[Extracted records]
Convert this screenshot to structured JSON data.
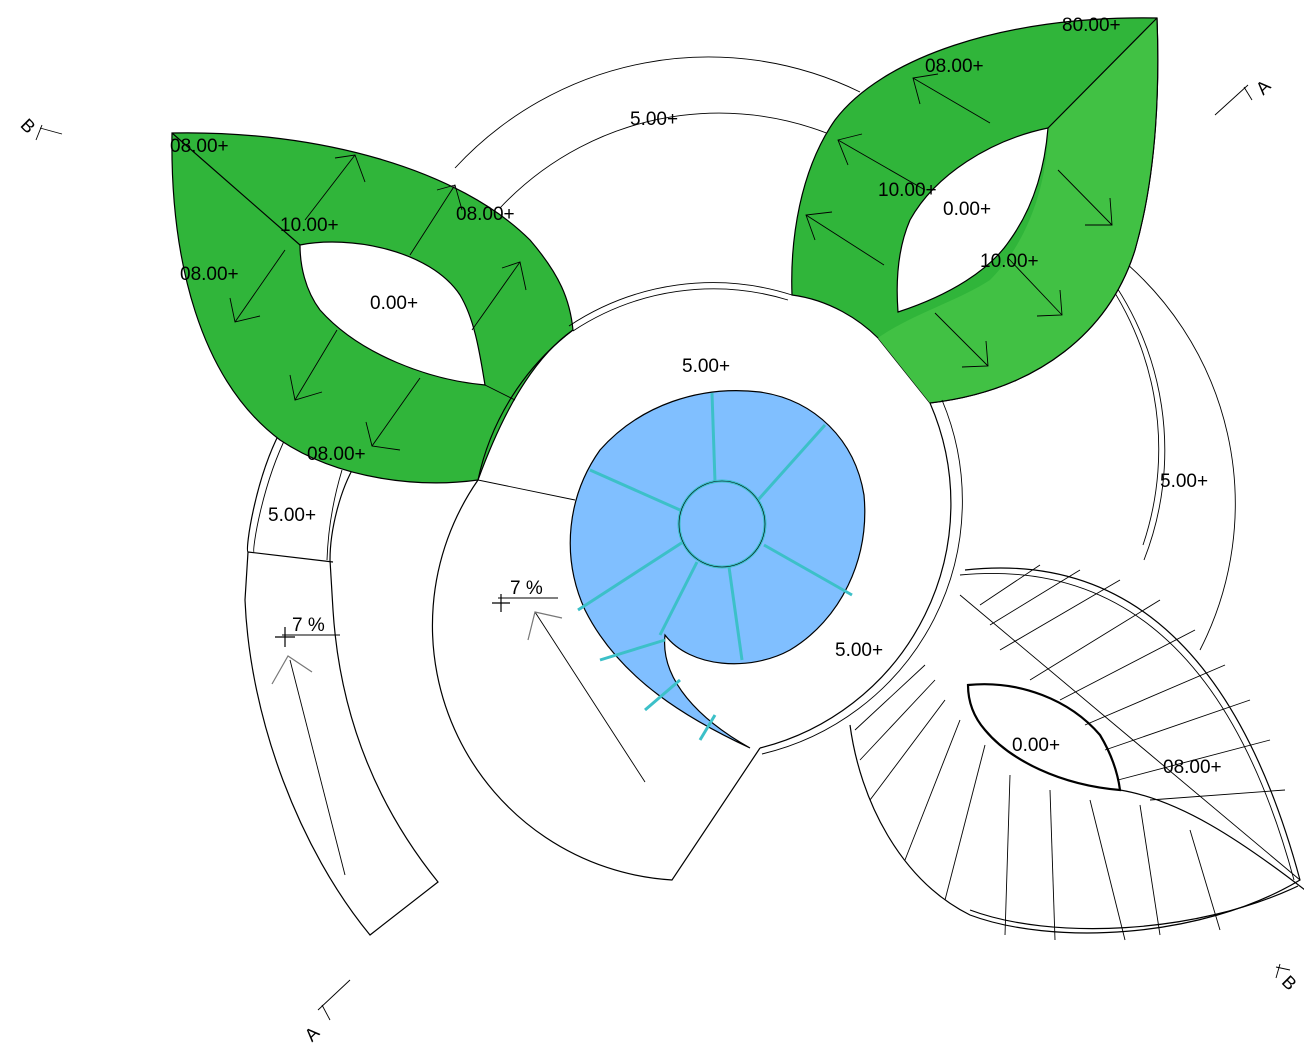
{
  "colors": {
    "leaf_green": "#30b53a",
    "leaf_green_light": "#41c144",
    "water_blue": "#80bfff",
    "water_grid": "#3cc0c8",
    "line": "#000000"
  },
  "section_marks": {
    "a_top": "A",
    "a_bottom": "A",
    "b_top": "B",
    "b_bottom": "B"
  },
  "left_leaf": {
    "levels": [
      "08.00+",
      "10.00+",
      "08.00+",
      "08.00+",
      "08.00+"
    ],
    "opening_level": "0.00+"
  },
  "right_leaf": {
    "levels": [
      "80.00+",
      "08.00+",
      "10.00+",
      "10.00+"
    ],
    "opening_level": "0.00+"
  },
  "outer_ring": {
    "top_level": "5.00+",
    "right_level": "5.00+"
  },
  "left_ramp": {
    "level": "5.00+",
    "slope": "7 %"
  },
  "center": {
    "top_level": "5.00+",
    "bottom_level": "5.00+",
    "ramp_slope": "7 %"
  },
  "grid_leaf": {
    "opening_level": "0.00+",
    "level": "08.00+"
  }
}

→ Your task:
Skip every picture and transcribe the data above exactly.

→ Result of this task:
Convert this screenshot to structured JSON data.
{
  "colors": {
    "leaf_green": "#30b53a",
    "leaf_green_light": "#41c144",
    "water_blue": "#80bfff",
    "water_grid": "#3cc0c8",
    "line": "#000000"
  },
  "section_marks": {
    "a_top": "A",
    "a_bottom": "A",
    "b_top": "B",
    "b_bottom": "B"
  },
  "left_leaf": {
    "levels": [
      "08.00+",
      "10.00+",
      "08.00+",
      "08.00+",
      "08.00+"
    ],
    "opening_level": "0.00+"
  },
  "right_leaf": {
    "levels": [
      "80.00+",
      "08.00+",
      "10.00+",
      "10.00+"
    ],
    "opening_level": "0.00+"
  },
  "outer_ring": {
    "top_level": "5.00+",
    "right_level": "5.00+"
  },
  "left_ramp": {
    "level": "5.00+",
    "slope": "7 %"
  },
  "center": {
    "top_level": "5.00+",
    "bottom_level": "5.00+",
    "ramp_slope": "7 %"
  },
  "grid_leaf": {
    "opening_level": "0.00+",
    "level": "08.00+"
  }
}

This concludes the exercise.